Part of a data file:
☆ ☆ ☆ ☆ ☆

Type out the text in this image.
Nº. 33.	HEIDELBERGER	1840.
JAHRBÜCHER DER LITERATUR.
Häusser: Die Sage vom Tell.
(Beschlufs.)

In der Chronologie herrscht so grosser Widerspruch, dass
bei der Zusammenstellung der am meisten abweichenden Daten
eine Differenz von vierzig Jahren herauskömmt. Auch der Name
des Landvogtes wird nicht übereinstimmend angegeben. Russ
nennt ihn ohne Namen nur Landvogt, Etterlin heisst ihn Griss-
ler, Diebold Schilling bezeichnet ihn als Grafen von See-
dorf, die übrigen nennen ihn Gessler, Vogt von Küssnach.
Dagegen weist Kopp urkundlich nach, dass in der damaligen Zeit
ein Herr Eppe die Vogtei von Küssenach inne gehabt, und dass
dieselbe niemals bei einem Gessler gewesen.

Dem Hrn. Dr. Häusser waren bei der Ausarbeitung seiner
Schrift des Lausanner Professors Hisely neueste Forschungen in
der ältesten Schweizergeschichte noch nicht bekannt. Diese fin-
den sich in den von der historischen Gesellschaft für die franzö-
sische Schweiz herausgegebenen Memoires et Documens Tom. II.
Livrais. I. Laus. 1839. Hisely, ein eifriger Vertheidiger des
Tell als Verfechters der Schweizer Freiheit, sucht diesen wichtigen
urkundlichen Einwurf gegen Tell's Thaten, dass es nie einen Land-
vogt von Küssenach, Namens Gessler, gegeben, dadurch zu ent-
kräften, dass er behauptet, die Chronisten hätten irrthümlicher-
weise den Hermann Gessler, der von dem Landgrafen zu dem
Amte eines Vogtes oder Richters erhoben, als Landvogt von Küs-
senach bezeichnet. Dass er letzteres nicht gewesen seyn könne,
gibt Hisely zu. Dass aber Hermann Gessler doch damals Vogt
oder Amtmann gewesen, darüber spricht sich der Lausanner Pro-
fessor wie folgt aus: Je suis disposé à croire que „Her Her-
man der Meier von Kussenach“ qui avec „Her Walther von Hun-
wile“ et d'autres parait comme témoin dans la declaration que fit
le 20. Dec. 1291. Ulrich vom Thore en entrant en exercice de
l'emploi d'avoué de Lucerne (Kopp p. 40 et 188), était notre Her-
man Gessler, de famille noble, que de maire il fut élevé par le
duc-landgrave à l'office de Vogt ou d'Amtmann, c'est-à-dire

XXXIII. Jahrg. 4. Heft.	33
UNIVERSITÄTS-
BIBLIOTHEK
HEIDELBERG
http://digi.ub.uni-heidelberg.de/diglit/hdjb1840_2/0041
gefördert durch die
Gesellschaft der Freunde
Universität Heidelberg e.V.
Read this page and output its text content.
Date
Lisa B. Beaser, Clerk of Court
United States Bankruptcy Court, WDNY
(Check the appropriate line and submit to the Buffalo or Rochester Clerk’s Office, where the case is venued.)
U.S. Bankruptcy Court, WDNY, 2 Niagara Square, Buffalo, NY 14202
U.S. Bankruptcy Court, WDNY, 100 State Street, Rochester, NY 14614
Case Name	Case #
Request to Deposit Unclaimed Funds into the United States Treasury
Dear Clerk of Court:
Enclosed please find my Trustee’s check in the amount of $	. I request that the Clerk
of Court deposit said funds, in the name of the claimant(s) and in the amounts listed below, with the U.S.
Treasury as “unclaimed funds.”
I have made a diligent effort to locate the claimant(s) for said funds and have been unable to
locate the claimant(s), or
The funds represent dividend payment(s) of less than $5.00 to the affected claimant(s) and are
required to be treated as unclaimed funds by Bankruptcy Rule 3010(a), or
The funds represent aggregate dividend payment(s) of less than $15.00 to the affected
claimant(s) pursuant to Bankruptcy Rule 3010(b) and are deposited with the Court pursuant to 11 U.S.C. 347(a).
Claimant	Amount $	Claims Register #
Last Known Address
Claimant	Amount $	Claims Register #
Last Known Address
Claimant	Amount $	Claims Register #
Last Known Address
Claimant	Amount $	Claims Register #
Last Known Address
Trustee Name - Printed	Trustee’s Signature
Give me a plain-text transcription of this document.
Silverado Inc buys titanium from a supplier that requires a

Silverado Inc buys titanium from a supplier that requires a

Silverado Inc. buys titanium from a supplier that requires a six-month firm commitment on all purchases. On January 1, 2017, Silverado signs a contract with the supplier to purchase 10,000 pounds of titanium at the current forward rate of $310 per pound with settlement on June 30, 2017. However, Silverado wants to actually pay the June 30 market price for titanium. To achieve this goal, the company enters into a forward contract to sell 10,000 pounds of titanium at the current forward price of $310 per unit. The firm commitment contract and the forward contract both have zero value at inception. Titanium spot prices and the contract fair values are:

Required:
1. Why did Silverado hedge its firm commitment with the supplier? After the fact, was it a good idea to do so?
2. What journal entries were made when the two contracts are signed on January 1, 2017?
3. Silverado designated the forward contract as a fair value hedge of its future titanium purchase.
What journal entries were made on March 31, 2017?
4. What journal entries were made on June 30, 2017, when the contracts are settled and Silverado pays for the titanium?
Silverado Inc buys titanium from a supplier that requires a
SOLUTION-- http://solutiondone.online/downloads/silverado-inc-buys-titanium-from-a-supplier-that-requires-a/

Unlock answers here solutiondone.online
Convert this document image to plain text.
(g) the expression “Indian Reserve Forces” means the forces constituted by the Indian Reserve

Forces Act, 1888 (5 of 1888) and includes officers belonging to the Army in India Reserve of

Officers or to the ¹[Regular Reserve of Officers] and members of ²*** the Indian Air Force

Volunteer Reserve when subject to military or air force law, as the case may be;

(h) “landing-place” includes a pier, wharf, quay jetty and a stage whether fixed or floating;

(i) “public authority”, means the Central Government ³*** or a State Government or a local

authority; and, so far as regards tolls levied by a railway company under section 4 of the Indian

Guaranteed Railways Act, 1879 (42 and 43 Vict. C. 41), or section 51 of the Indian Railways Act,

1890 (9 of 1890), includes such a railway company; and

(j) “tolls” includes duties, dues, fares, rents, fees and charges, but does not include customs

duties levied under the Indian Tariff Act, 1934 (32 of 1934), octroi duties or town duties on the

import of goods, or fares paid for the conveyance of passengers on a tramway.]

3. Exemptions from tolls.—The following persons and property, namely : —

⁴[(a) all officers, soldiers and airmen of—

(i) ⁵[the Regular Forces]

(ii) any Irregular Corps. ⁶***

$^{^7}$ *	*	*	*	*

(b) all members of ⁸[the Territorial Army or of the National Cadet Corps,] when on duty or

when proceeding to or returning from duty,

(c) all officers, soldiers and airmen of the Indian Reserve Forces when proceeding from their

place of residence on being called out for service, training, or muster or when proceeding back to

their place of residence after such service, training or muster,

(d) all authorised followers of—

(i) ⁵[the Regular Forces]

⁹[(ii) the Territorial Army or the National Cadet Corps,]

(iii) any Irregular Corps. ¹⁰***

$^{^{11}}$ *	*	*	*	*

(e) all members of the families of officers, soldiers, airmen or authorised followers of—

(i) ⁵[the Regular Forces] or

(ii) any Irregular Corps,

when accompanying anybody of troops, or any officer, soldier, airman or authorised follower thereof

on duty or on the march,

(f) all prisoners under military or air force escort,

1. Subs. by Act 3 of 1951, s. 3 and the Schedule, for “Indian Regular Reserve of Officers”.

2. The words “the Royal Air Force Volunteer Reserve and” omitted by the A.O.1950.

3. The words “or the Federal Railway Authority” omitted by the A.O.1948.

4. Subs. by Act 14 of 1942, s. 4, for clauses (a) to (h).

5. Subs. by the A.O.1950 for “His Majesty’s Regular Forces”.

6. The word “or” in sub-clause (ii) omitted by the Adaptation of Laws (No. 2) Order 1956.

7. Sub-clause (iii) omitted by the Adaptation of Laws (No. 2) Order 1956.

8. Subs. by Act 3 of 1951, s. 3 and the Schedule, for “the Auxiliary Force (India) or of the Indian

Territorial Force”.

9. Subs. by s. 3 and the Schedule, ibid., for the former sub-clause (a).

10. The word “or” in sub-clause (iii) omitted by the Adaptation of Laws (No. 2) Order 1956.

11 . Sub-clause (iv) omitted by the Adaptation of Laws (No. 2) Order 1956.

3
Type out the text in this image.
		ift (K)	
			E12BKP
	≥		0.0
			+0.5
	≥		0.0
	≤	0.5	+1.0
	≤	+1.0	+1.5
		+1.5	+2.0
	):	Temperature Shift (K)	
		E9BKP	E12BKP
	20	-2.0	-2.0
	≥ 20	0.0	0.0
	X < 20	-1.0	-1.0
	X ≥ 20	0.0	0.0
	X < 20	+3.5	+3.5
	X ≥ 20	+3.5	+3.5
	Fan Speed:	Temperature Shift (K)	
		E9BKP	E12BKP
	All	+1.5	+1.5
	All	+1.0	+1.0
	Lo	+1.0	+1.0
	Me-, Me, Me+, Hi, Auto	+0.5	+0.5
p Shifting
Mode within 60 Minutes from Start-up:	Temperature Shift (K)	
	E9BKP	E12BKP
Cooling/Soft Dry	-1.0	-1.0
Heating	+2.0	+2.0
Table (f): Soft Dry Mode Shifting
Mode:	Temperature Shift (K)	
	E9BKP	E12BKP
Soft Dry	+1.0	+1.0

☆ ☆ ☆ ☆ ☆

Written exercise
Say how many lines of the data include the string "Court". Nothing other than the number should be given.

Task response
7